● Dataset rows:
------------------------------------------------

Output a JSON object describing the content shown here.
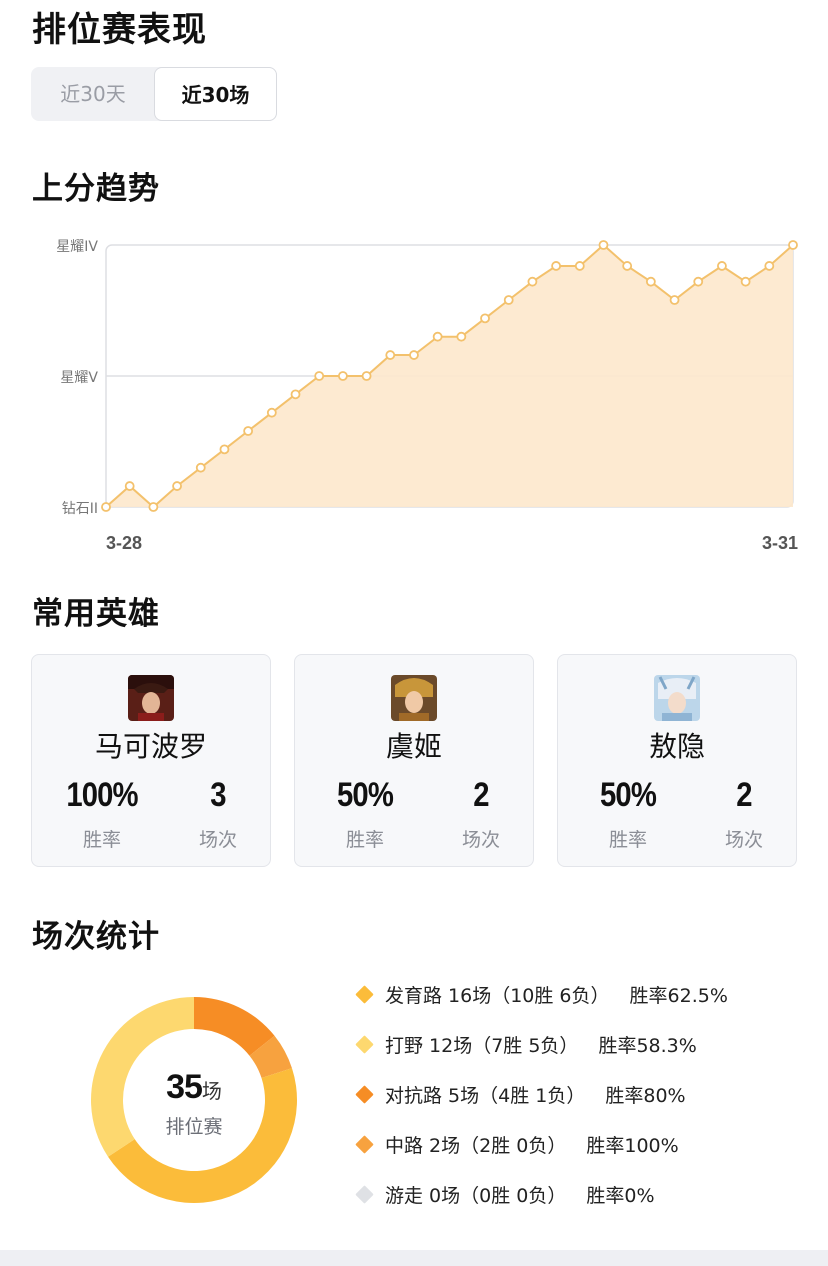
{
  "page_title": "排位赛表现",
  "tabs": [
    {
      "label": "近30天",
      "active": false
    },
    {
      "label": "近30场",
      "active": true
    }
  ],
  "trend": {
    "title": "上分趋势",
    "chart_data": {
      "type": "area",
      "y_tiers": [
        "钻石II",
        "星耀V",
        "星耀IV"
      ],
      "x_start_label": "3-28",
      "x_end_label": "3-31",
      "y_values": [
        0,
        0.08,
        0,
        0.08,
        0.15,
        0.22,
        0.29,
        0.36,
        0.43,
        0.5,
        0.5,
        0.5,
        0.58,
        0.58,
        0.65,
        0.65,
        0.72,
        0.79,
        0.86,
        0.92,
        0.92,
        1.0,
        0.92,
        0.86,
        0.79,
        0.86,
        0.92,
        0.86,
        0.92,
        1.0
      ],
      "colors": {
        "line": "#f3c16c",
        "fill": "#fde8cc",
        "point_fill": "#ffffff"
      },
      "grid": true
    }
  },
  "heroes": {
    "title": "常用英雄",
    "items": [
      {
        "name": "马可波罗",
        "win_rate": "100%",
        "win_rate_label": "胜率",
        "games": "3",
        "games_label": "场次",
        "avatar_icon": "marco-polo-avatar"
      },
      {
        "name": "虞姬",
        "win_rate": "50%",
        "win_rate_label": "胜率",
        "games": "2",
        "games_label": "场次",
        "avatar_icon": "yuji-avatar"
      },
      {
        "name": "敖隐",
        "win_rate": "50%",
        "win_rate_label": "胜率",
        "games": "2",
        "games_label": "场次",
        "avatar_icon": "aoyin-avatar"
      }
    ]
  },
  "stats": {
    "title": "场次统计",
    "total": "35",
    "total_unit": "场",
    "total_label": "排位赛",
    "chart_data": {
      "type": "pie",
      "categories": [
        "发育路",
        "打野",
        "对抗路",
        "中路",
        "游走"
      ],
      "values": [
        16,
        12,
        5,
        2,
        0
      ],
      "colors": [
        "#fbbc3a",
        "#fdd86f",
        "#f68d25",
        "#f7a23f",
        "#dfe1e5"
      ]
    },
    "legend": [
      {
        "text": "发育路 16场（10胜 6负）",
        "rate": "胜率62.5%",
        "color": "#fbbc3a"
      },
      {
        "text": "打野 12场（7胜 5负）",
        "rate": "胜率58.3%",
        "color": "#fdd86f"
      },
      {
        "text": "对抗路 5场（4胜 1负）",
        "rate": "胜率80%",
        "color": "#f68d25"
      },
      {
        "text": "中路 2场（2胜 0负）",
        "rate": "胜率100%",
        "color": "#f7a23f"
      },
      {
        "text": "游走 0场（0胜 0负）",
        "rate": "胜率0%",
        "color": "#dfe1e5"
      }
    ]
  }
}
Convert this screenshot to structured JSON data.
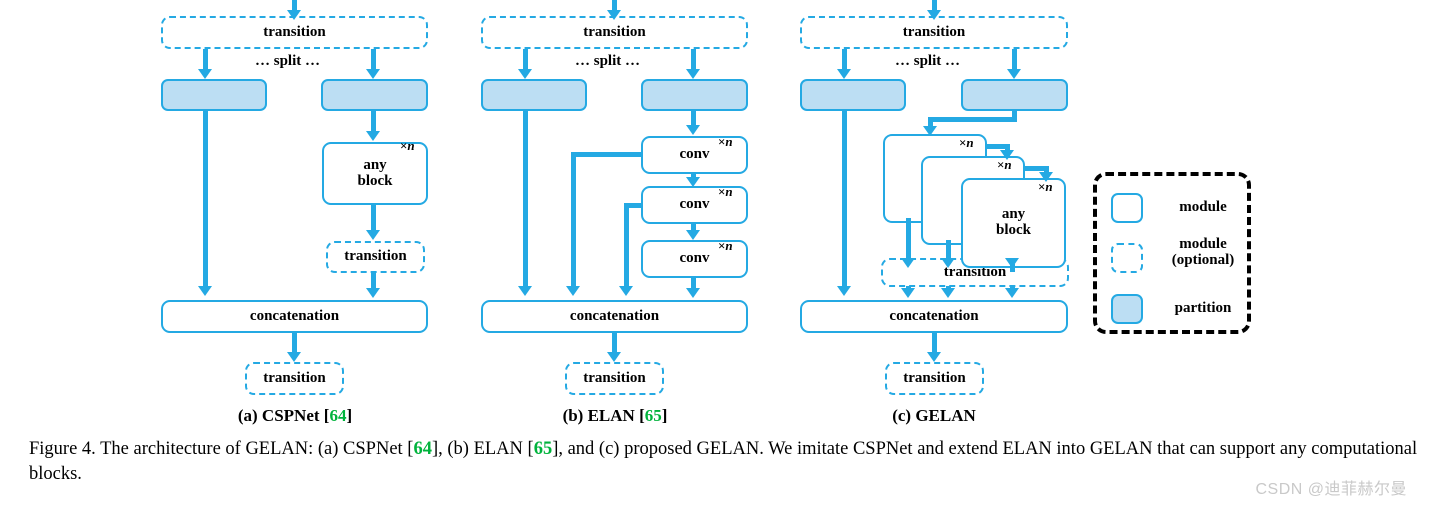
{
  "figure": {
    "caption_prefix": "Figure 4.",
    "caption_part1": " The architecture of GELAN: (a) CSPNet [",
    "caption_ref1": "64",
    "caption_part2": "], (b) ELAN [",
    "caption_ref2": "65",
    "caption_part3": "], and (c) proposed GELAN. We imitate CSPNet and extend ELAN into GELAN that can support any computational blocks."
  },
  "watermark": "CSDN @迪菲赫尔曼",
  "labels": {
    "transition": "transition",
    "split": "… split …",
    "concatenation": "concatenation",
    "any_block_line1": "any",
    "any_block_line2": "block",
    "conv": "conv",
    "times_n": "×n"
  },
  "subcaptions": [
    {
      "prefix": "(a) CSPNet ",
      "bracket_open": "[",
      "ref": "64",
      "bracket_close": "]"
    },
    {
      "prefix": "(b) ELAN ",
      "bracket_open": "[",
      "ref": "65",
      "bracket_close": "]"
    },
    {
      "prefix": "(c) GELAN",
      "bracket_open": "",
      "ref": "",
      "bracket_close": ""
    }
  ],
  "legend": {
    "rows": [
      {
        "label": "module",
        "style": "solid"
      },
      {
        "label": "module\n(optional)",
        "label_line1": "module",
        "label_line2": "(optional)",
        "style": "dashed"
      },
      {
        "label": "partition",
        "style": "filled"
      }
    ]
  },
  "colors": {
    "accent_blue": "#24a9e3",
    "partition_fill": "#bcdef3",
    "reference_green": "#00b33c",
    "legend_border": "#000000",
    "watermark_gray": "#c9c9c9"
  },
  "panels": {
    "cspnet": {
      "title": "(a) CSPNet",
      "nodes": [
        "transition",
        "… split …",
        "partition-left",
        "partition-right",
        "any block ×n",
        "transition",
        "concatenation",
        "transition"
      ]
    },
    "elan": {
      "title": "(b) ELAN",
      "nodes": [
        "transition",
        "… split …",
        "partition-left",
        "partition-right",
        "conv ×n",
        "conv ×n",
        "conv ×n",
        "concatenation",
        "transition"
      ]
    },
    "gelan": {
      "title": "(c) GELAN",
      "nodes": [
        "transition",
        "… split …",
        "partition-left",
        "partition-right",
        "any block ×n",
        "any block ×n",
        "any block ×n",
        "transition",
        "concatenation",
        "transition"
      ]
    }
  }
}
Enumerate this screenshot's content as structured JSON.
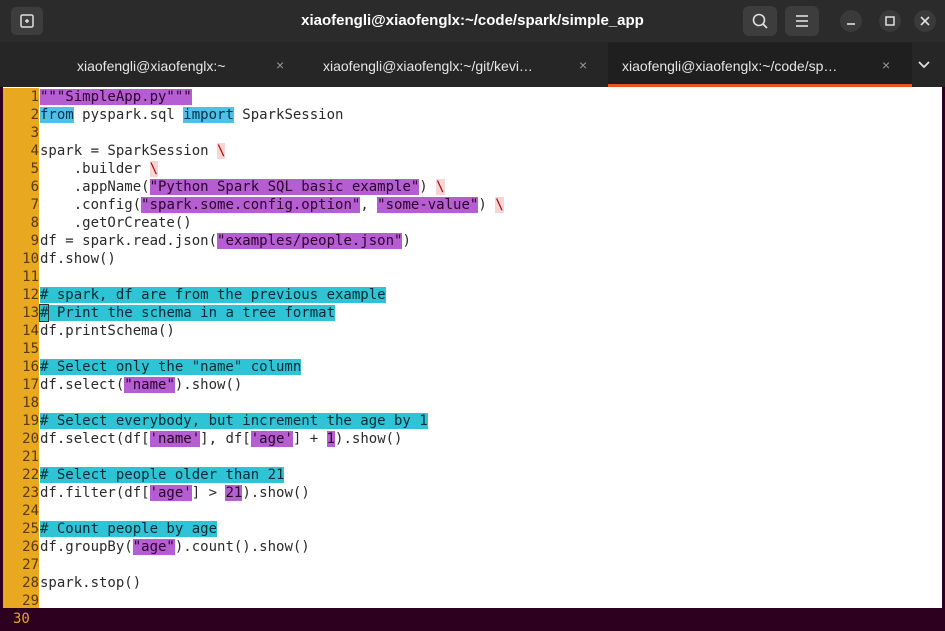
{
  "window": {
    "title": "xiaofengli@xiaofenglx:~/code/spark/simple_app"
  },
  "tabs": [
    {
      "label": "xiaofengli@xiaofenglx:~",
      "close": "×"
    },
    {
      "label": "xiaofengli@xiaofenglx:~/git/kevi…",
      "close": "×"
    },
    {
      "label": "xiaofengli@xiaofenglx:~/code/sp…",
      "close": "×"
    }
  ],
  "tabmenu_icon": "chevron-down-icon",
  "editor": {
    "lines": [
      {
        "n": "1",
        "segs": [
          [
            "\"\"\"SimpleApp.py\"\"\"",
            "str"
          ]
        ]
      },
      {
        "n": "2",
        "segs": [
          [
            "from",
            "kw"
          ],
          [
            " pyspark.sql ",
            ""
          ],
          [
            "import",
            "kw"
          ],
          [
            " SparkSession",
            ""
          ]
        ]
      },
      {
        "n": "3",
        "segs": []
      },
      {
        "n": "4",
        "segs": [
          [
            "spark = SparkSession ",
            ""
          ],
          [
            "\\",
            "bs"
          ]
        ]
      },
      {
        "n": "5",
        "segs": [
          [
            "    .builder ",
            ""
          ],
          [
            "\\",
            "bs"
          ]
        ]
      },
      {
        "n": "6",
        "segs": [
          [
            "    .appName(",
            ""
          ],
          [
            "\"Python Spark SQL basic example\"",
            "str"
          ],
          [
            ") ",
            ""
          ],
          [
            "\\",
            "bs"
          ]
        ]
      },
      {
        "n": "7",
        "segs": [
          [
            "    .config(",
            ""
          ],
          [
            "\"spark.some.config.option\"",
            "str"
          ],
          [
            ", ",
            ""
          ],
          [
            "\"some-value\"",
            "str"
          ],
          [
            ") ",
            ""
          ],
          [
            "\\",
            "bs"
          ]
        ]
      },
      {
        "n": "8",
        "segs": [
          [
            "    .getOrCreate()",
            ""
          ]
        ]
      },
      {
        "n": "9",
        "segs": [
          [
            "df = spark.read.json(",
            ""
          ],
          [
            "\"examples/people.json\"",
            "str"
          ],
          [
            ")",
            ""
          ]
        ]
      },
      {
        "n": "10",
        "segs": [
          [
            "df.show()",
            ""
          ]
        ]
      },
      {
        "n": "11",
        "segs": []
      },
      {
        "n": "12",
        "segs": [
          [
            "# spark, df are from the previous example",
            "cm"
          ]
        ]
      },
      {
        "n": "13",
        "segs": [
          [
            "#",
            "cmcur"
          ],
          [
            " Print the schema in a tree format",
            "cm"
          ]
        ]
      },
      {
        "n": "14",
        "segs": [
          [
            "df.printSchema()",
            ""
          ]
        ]
      },
      {
        "n": "15",
        "segs": []
      },
      {
        "n": "16",
        "segs": [
          [
            "# Select only the \"name\" column",
            "cm"
          ]
        ]
      },
      {
        "n": "17",
        "segs": [
          [
            "df.select(",
            ""
          ],
          [
            "\"name\"",
            "str"
          ],
          [
            ").show()",
            ""
          ]
        ]
      },
      {
        "n": "18",
        "segs": []
      },
      {
        "n": "19",
        "segs": [
          [
            "# Select everybody, but increment the age by 1",
            "cm"
          ]
        ]
      },
      {
        "n": "20",
        "segs": [
          [
            "df.select(df[",
            ""
          ],
          [
            "'name'",
            "str"
          ],
          [
            "], df[",
            ""
          ],
          [
            "'age'",
            "str"
          ],
          [
            "] + ",
            ""
          ],
          [
            "1",
            "num"
          ],
          [
            ").show()",
            ""
          ]
        ]
      },
      {
        "n": "21",
        "segs": []
      },
      {
        "n": "22",
        "segs": [
          [
            "# Select people older than 21",
            "cm"
          ]
        ]
      },
      {
        "n": "23",
        "segs": [
          [
            "df.filter(df[",
            ""
          ],
          [
            "'age'",
            "str"
          ],
          [
            "] > ",
            ""
          ],
          [
            "21",
            "num"
          ],
          [
            ").show()",
            ""
          ]
        ]
      },
      {
        "n": "24",
        "segs": []
      },
      {
        "n": "25",
        "segs": [
          [
            "# Count people by age",
            "cm"
          ]
        ]
      },
      {
        "n": "26",
        "segs": [
          [
            "df.groupBy(",
            ""
          ],
          [
            "\"age\"",
            "str"
          ],
          [
            ").count().show()",
            ""
          ]
        ]
      },
      {
        "n": "27",
        "segs": []
      },
      {
        "n": "28",
        "segs": [
          [
            "spark.stop()",
            ""
          ]
        ]
      },
      {
        "n": "29",
        "segs": []
      }
    ]
  },
  "status": {
    "line": "30"
  },
  "colors": {
    "accent": "#e95420",
    "linenr": "#e8a81f",
    "string": "#b55ed1",
    "keyword": "#4fc0e8",
    "comment": "#2ec4d6"
  }
}
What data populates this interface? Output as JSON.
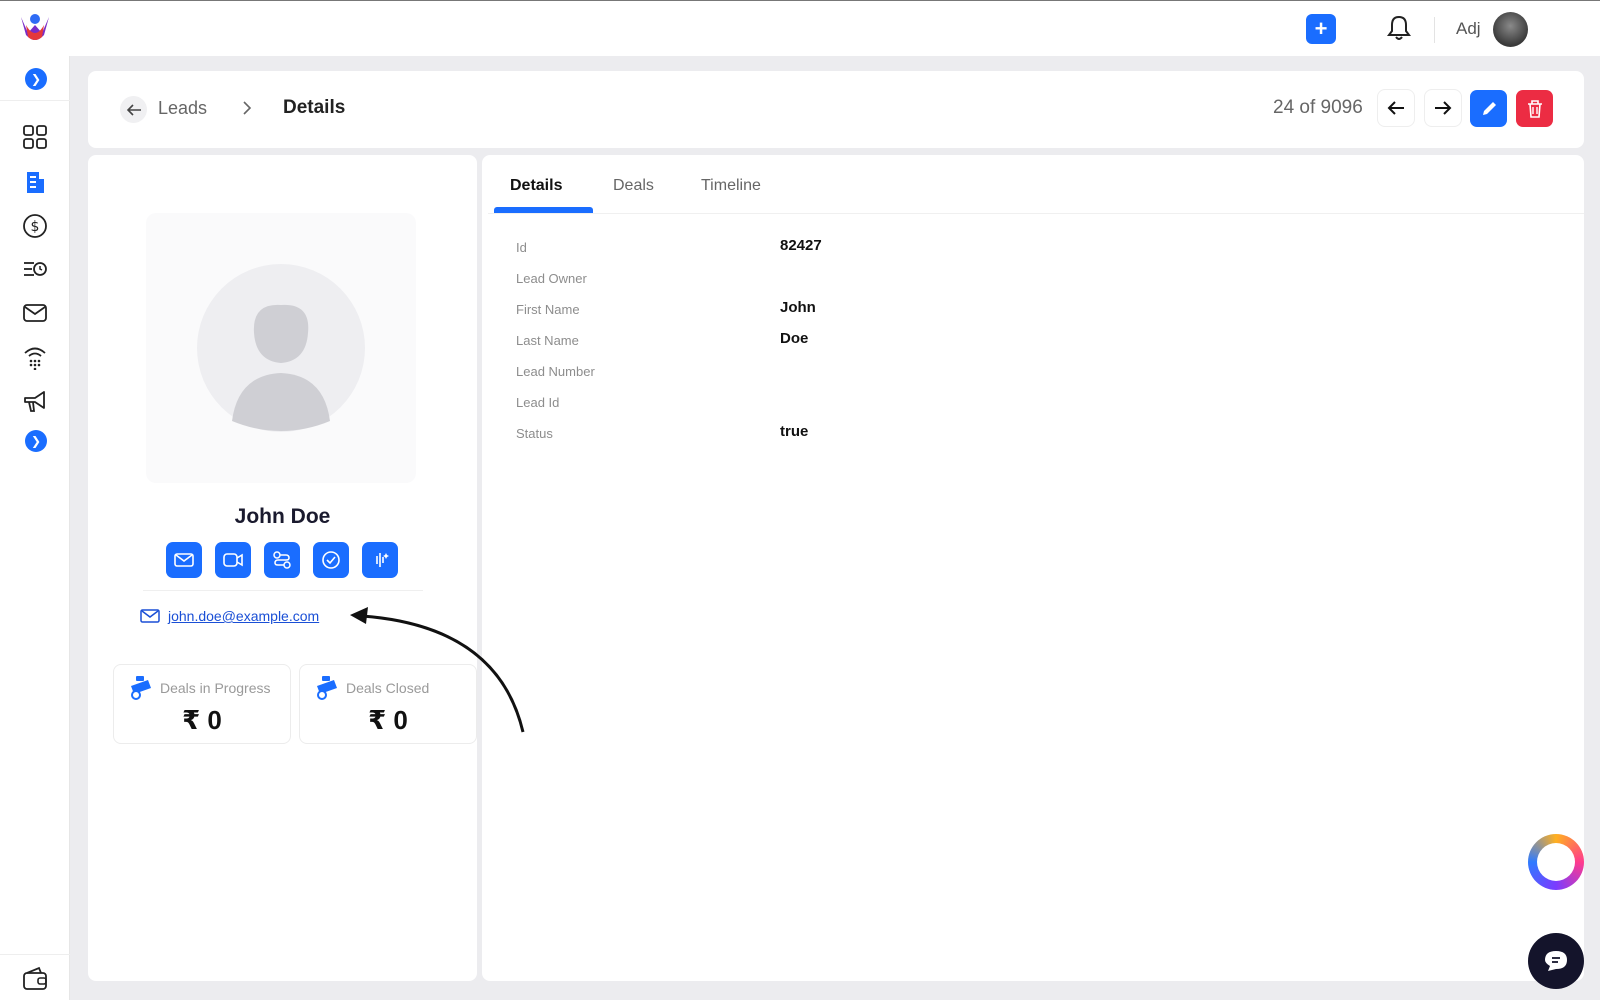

------------------------------------------------

● Direction: Only lines with the word "people" should be collected from the material.

● Full response:
            "\"examples/people.json\"",
            "# Select people older than 21",
            "# Count people by age",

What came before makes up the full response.